» PROBLEM TO SOLVE: Copy out every one of the lines below word for word, leaving out the pictures.

» RECORDS FOR THE EXERCISE:
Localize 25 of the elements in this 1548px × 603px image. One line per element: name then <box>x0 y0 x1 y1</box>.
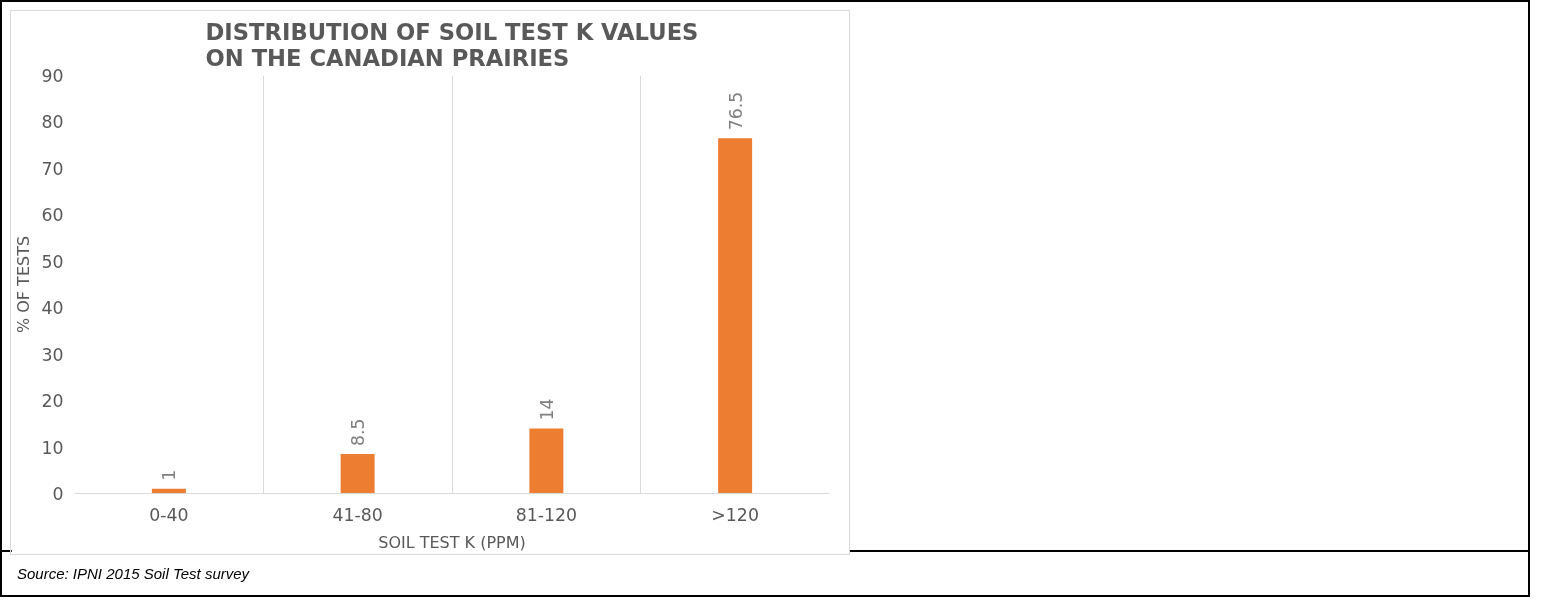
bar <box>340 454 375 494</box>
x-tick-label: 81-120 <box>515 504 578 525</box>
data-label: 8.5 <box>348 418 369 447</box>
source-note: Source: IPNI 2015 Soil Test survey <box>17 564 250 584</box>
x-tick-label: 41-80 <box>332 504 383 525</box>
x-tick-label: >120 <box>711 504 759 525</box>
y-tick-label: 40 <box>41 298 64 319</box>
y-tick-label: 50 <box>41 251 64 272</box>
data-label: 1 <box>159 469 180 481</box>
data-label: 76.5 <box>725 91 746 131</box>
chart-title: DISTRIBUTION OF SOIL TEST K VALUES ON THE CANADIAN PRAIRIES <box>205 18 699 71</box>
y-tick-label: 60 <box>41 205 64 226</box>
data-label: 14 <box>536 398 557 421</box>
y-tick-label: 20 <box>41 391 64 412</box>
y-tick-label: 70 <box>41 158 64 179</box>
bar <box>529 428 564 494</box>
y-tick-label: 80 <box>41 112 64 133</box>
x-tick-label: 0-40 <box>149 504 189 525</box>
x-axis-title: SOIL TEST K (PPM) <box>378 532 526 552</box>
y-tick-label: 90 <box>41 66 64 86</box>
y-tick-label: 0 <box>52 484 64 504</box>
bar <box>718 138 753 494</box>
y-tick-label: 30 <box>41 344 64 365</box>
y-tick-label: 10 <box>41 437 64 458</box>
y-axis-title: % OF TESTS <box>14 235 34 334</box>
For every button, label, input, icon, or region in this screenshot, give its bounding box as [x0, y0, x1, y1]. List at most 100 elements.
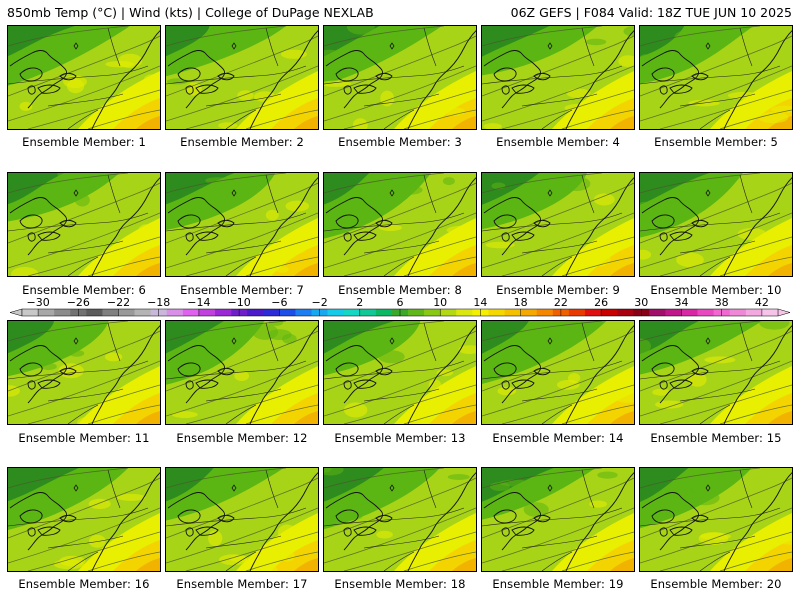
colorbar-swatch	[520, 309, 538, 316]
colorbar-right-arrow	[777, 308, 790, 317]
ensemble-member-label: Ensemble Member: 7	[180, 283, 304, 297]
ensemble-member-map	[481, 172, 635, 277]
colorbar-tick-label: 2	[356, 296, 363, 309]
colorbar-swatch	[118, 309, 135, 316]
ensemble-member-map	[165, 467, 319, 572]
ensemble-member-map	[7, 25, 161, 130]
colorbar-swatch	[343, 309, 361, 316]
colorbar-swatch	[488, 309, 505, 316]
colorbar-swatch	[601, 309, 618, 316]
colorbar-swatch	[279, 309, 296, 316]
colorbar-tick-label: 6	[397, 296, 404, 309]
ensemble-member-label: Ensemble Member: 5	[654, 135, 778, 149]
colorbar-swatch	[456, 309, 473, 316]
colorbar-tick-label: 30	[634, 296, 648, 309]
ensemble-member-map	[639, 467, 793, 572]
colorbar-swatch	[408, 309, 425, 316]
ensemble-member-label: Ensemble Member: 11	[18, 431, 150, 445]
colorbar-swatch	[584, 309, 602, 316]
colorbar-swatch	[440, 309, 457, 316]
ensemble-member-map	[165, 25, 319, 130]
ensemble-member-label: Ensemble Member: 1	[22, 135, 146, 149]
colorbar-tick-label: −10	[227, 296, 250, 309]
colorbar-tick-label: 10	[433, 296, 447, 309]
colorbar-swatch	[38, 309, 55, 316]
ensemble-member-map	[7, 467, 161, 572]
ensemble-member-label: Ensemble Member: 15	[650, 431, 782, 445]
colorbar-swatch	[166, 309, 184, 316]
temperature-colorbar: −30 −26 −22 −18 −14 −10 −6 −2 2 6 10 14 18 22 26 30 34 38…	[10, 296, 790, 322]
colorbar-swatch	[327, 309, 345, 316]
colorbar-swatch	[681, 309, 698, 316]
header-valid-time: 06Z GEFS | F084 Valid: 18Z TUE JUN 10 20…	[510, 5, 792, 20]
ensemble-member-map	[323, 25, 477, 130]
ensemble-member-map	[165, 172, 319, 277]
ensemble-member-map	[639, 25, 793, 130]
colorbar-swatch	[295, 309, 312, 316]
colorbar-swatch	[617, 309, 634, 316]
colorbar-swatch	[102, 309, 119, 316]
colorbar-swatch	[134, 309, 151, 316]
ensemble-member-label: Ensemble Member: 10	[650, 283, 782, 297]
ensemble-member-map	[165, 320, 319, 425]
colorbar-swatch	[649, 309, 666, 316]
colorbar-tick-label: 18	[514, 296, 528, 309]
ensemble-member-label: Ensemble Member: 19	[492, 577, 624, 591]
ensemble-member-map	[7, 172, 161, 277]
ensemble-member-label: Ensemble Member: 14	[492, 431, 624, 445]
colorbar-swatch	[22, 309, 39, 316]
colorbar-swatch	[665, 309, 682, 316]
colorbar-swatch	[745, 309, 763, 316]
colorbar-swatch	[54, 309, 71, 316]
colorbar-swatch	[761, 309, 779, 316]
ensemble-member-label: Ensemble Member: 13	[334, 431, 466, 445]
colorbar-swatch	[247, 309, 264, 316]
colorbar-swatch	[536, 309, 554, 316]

» RESPONSE:
Localize 25 of the elements in this 1548px × 603px image. One line per element: name then <box>x0 y0 x1 y1</box>.
bar <box>340 454 375 494</box>
x-tick-label: 81-120 <box>515 504 578 525</box>
data-label: 8.5 <box>348 418 369 447</box>
source-note: Source: IPNI 2015 Soil Test survey <box>17 564 250 584</box>
x-tick-label: 41-80 <box>332 504 383 525</box>
x-tick-label: >120 <box>711 504 759 525</box>
y-tick-label: 40 <box>41 298 64 319</box>
y-tick-label: 50 <box>41 251 64 272</box>
data-label: 1 <box>159 469 180 481</box>
data-label: 76.5 <box>725 91 746 131</box>
chart-title: DISTRIBUTION OF SOIL TEST K VALUES ON THE CANADIAN PRAIRIES <box>205 18 699 71</box>
y-tick-label: 60 <box>41 205 64 226</box>
data-label: 14 <box>536 398 557 421</box>
y-tick-label: 20 <box>41 391 64 412</box>
y-tick-label: 70 <box>41 158 64 179</box>
bar <box>529 428 564 494</box>
y-tick-label: 80 <box>41 112 64 133</box>
x-tick-label: 0-40 <box>149 504 189 525</box>
x-axis-title: SOIL TEST K (PPM) <box>378 532 526 552</box>
y-tick-label: 90 <box>41 66 64 86</box>
y-tick-label: 0 <box>52 484 64 504</box>
bar <box>718 138 753 494</box>
y-tick-label: 30 <box>41 344 64 365</box>
y-tick-label: 10 <box>41 437 64 458</box>
y-axis-title: % OF TESTS <box>14 235 34 334</box>
For every button, label, input, icon, or region in this screenshot, give its bounding box as [x0, y0, x1, y1]. List at most 100 elements.
colorbar-swatch	[520, 309, 538, 316]
colorbar-right-arrow	[777, 308, 790, 317]
ensemble-member-label: Ensemble Member: 7	[180, 283, 304, 297]
ensemble-member-map	[481, 172, 635, 277]
colorbar-tick-label: 2	[356, 296, 363, 309]
colorbar-swatch	[118, 309, 135, 316]
ensemble-member-map	[165, 467, 319, 572]
ensemble-member-map	[7, 25, 161, 130]
colorbar-swatch	[343, 309, 361, 316]
colorbar-swatch	[488, 309, 505, 316]
colorbar-swatch	[601, 309, 618, 316]
colorbar-swatch	[279, 309, 296, 316]
colorbar-tick-label: 6	[397, 296, 404, 309]
ensemble-member-label: Ensemble Member: 5	[654, 135, 778, 149]
colorbar-swatch	[456, 309, 473, 316]
colorbar-tick-label: 30	[634, 296, 648, 309]
ensemble-member-map	[639, 467, 793, 572]
colorbar-swatch	[408, 309, 425, 316]
ensemble-member-label: Ensemble Member: 11	[18, 431, 150, 445]
colorbar-swatch	[584, 309, 602, 316]
colorbar-swatch	[440, 309, 457, 316]
ensemble-member-map	[165, 25, 319, 130]
ensemble-member-label: Ensemble Member: 1	[22, 135, 146, 149]
colorbar-tick-label: −10	[227, 296, 250, 309]
colorbar-tick-label: 10	[433, 296, 447, 309]
colorbar-swatch	[38, 309, 55, 316]
ensemble-member-map	[7, 467, 161, 572]
ensemble-member-label: Ensemble Member: 15	[650, 431, 782, 445]
colorbar-swatch	[166, 309, 184, 316]
temperature-colorbar: −30 −26 −22 −18 −14 −10 −6 −2 2 6 10 14 18 22 26 30 34 38…	[10, 296, 790, 322]
colorbar-swatch	[327, 309, 345, 316]
colorbar-swatch	[681, 309, 698, 316]
header-valid-time: 06Z GEFS | F084 Valid: 18Z TUE JUN 10 20…	[510, 5, 792, 20]
ensemble-member-map	[323, 25, 477, 130]
ensemble-member-map	[165, 172, 319, 277]
ensemble-member-map	[639, 25, 793, 130]
colorbar-swatch	[295, 309, 312, 316]
colorbar-swatch	[617, 309, 634, 316]
colorbar-swatch	[102, 309, 119, 316]
colorbar-swatch	[134, 309, 151, 316]
ensemble-member-label: Ensemble Member: 10	[650, 283, 782, 297]
ensemble-member-map	[165, 320, 319, 425]
colorbar-swatch	[649, 309, 666, 316]
colorbar-tick-label: 18	[514, 296, 528, 309]
ensemble-member-label: Ensemble Member: 19	[492, 577, 624, 591]
ensemble-member-map	[7, 172, 161, 277]
ensemble-member-label: Ensemble Member: 14	[492, 431, 624, 445]
colorbar-swatch	[22, 309, 39, 316]
colorbar-swatch	[665, 309, 682, 316]
colorbar-swatch	[745, 309, 763, 316]
colorbar-swatch	[54, 309, 71, 316]
colorbar-swatch	[761, 309, 779, 316]
ensemble-member-label: Ensemble Member: 13	[334, 431, 466, 445]
colorbar-swatch	[247, 309, 264, 316]
colorbar-swatch	[536, 309, 554, 316]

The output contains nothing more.